Dataset entries
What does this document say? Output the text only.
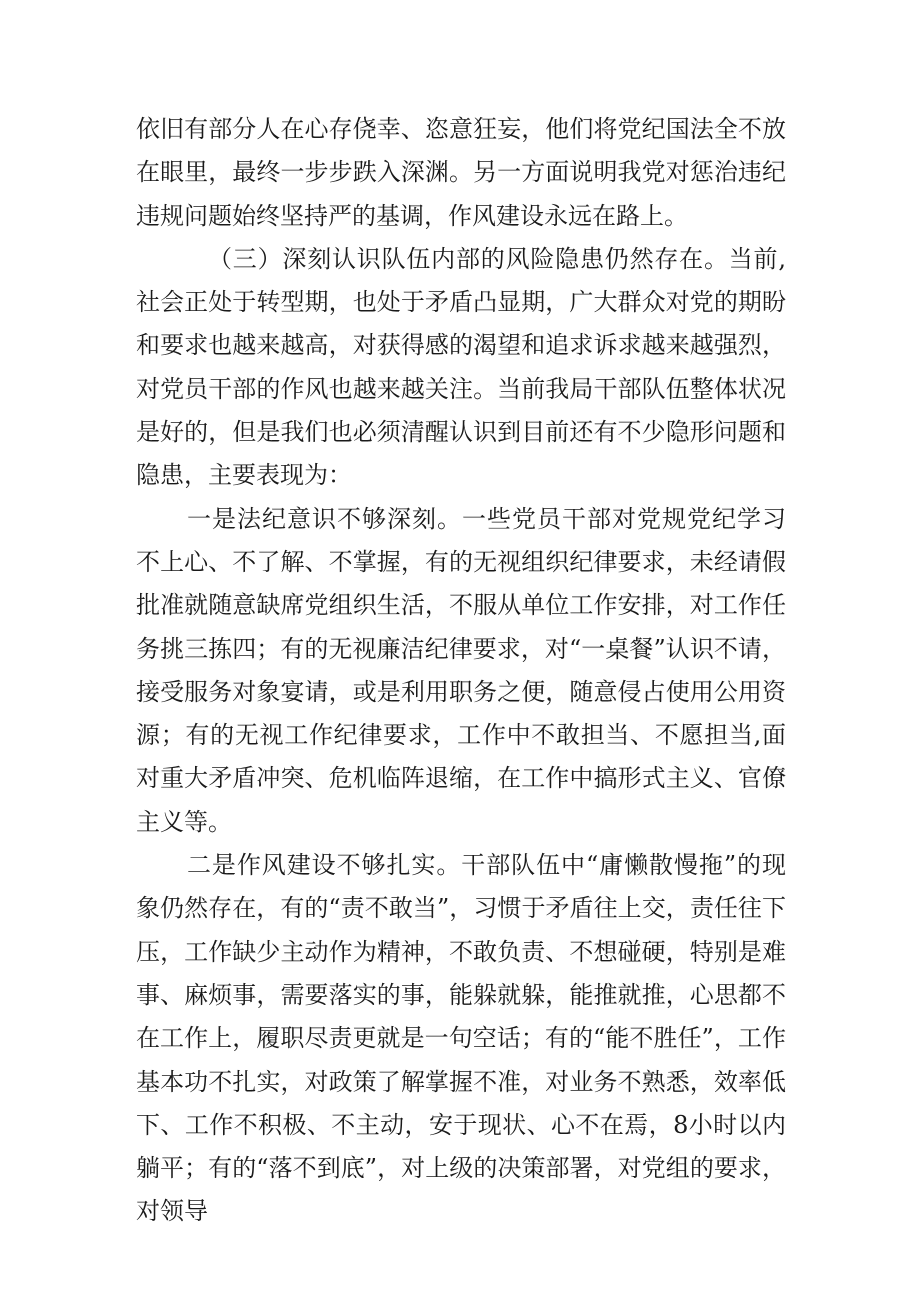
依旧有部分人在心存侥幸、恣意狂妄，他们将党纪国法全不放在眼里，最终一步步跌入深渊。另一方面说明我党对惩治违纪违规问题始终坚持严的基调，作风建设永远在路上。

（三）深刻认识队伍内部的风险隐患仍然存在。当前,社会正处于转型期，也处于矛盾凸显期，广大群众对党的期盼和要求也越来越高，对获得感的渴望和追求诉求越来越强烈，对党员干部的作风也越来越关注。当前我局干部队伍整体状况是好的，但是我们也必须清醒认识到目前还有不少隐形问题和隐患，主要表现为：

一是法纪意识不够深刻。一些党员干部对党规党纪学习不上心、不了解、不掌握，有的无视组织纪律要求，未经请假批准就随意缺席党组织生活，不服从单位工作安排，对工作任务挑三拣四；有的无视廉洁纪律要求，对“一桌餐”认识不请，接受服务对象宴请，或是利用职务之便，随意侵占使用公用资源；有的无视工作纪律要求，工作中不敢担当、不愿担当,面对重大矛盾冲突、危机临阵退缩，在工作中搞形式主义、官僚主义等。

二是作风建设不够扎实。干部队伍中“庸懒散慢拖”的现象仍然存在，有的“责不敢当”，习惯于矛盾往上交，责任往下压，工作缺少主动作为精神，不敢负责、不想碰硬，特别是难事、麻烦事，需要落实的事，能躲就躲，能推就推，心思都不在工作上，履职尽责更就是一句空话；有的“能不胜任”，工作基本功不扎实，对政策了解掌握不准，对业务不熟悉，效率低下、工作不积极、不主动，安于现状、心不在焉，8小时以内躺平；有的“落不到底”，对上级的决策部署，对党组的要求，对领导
...
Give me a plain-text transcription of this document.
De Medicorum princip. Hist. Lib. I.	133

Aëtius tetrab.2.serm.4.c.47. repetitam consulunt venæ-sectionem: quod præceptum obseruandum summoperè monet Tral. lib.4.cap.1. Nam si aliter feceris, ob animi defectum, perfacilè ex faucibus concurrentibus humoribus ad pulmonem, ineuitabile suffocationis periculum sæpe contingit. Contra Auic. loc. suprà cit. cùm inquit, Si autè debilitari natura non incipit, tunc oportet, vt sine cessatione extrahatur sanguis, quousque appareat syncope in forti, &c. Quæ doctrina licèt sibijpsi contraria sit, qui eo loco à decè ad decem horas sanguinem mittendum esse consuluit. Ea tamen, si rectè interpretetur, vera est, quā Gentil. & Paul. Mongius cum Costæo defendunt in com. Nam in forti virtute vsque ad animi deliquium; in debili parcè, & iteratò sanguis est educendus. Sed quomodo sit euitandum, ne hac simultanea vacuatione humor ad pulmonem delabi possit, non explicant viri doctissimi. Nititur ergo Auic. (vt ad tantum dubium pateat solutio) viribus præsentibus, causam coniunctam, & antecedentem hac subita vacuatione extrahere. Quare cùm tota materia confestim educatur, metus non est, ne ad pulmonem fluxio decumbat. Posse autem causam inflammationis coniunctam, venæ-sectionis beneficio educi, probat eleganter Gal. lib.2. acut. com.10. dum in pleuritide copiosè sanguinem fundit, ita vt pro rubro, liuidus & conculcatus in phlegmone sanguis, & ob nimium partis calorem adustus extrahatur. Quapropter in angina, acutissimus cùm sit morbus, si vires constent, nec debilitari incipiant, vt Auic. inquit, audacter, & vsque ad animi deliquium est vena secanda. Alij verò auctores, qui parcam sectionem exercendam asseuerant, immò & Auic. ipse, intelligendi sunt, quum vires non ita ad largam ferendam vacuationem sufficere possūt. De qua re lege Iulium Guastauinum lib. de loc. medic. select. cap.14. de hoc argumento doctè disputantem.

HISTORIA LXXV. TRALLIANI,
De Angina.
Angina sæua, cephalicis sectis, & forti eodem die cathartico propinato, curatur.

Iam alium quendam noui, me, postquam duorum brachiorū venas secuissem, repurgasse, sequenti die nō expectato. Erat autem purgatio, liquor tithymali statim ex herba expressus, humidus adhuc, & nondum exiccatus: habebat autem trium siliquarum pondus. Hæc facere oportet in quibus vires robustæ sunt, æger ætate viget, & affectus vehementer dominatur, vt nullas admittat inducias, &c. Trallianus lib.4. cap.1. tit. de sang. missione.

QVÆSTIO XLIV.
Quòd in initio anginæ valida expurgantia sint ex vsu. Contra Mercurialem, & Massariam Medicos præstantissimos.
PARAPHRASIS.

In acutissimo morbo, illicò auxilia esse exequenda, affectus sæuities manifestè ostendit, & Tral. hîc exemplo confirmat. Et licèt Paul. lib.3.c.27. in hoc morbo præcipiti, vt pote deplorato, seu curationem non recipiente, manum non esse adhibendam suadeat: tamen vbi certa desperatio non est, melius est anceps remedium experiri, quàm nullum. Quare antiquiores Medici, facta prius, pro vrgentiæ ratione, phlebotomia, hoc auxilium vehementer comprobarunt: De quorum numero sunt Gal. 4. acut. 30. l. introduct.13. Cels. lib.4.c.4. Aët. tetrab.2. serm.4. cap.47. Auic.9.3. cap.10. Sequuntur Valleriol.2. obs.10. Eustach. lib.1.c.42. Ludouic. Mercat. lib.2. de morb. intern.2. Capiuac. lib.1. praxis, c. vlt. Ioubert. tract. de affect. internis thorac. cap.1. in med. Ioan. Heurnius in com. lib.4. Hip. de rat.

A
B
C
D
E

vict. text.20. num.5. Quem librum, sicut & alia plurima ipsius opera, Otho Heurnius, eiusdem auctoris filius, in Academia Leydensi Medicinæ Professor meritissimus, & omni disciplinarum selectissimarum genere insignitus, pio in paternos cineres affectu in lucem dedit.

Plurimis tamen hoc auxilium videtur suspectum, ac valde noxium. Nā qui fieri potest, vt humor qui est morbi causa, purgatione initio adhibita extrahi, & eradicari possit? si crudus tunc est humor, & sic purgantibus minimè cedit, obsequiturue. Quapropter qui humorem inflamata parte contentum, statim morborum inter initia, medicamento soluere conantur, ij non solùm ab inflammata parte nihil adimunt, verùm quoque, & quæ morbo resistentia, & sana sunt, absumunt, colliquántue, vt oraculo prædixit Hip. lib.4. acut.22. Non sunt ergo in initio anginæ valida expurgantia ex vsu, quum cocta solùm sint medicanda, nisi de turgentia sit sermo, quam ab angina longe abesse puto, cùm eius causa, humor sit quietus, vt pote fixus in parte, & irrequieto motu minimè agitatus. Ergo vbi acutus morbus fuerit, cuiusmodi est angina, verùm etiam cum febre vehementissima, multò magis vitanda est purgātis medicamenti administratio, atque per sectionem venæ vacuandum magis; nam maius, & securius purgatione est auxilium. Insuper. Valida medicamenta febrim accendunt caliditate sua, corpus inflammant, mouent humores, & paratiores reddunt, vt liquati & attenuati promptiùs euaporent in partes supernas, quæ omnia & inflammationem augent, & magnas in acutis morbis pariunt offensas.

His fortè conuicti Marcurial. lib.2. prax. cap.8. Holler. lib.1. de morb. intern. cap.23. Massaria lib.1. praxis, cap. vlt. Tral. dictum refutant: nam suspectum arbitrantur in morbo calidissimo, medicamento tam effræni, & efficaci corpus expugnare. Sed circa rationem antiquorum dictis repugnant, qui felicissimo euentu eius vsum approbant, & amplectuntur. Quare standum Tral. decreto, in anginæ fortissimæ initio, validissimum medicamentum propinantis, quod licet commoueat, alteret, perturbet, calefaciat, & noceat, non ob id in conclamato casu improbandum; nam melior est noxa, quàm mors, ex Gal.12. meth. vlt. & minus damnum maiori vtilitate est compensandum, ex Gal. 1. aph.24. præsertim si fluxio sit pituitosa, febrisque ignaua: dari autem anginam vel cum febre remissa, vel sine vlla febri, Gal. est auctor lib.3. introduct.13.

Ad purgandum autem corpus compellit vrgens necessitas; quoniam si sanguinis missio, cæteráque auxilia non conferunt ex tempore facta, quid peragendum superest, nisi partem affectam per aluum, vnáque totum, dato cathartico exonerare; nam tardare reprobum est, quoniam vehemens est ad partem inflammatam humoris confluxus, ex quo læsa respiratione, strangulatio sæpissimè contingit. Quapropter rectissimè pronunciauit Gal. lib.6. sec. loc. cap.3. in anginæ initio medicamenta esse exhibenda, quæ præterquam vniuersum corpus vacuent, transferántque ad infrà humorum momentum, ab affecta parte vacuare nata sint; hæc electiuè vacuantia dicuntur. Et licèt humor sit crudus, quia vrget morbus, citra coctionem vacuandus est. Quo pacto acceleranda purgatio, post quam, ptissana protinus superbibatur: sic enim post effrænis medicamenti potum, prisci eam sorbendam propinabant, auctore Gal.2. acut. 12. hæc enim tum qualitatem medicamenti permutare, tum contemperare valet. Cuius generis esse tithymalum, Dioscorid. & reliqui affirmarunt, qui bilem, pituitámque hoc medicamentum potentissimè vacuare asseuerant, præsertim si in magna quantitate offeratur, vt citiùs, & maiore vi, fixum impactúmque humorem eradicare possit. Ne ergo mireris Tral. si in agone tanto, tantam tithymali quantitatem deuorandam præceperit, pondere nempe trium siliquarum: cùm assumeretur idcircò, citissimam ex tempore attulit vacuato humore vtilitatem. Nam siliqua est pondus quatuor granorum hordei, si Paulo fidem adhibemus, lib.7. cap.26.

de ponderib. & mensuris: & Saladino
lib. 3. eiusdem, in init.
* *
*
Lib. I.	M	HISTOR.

WHAT THE EXERCISE ASKS.
Pull every line containing the word "this" out of the material.

RESULT.
What does this document say? Output the text only.
Give me a plain-text transcription of this document.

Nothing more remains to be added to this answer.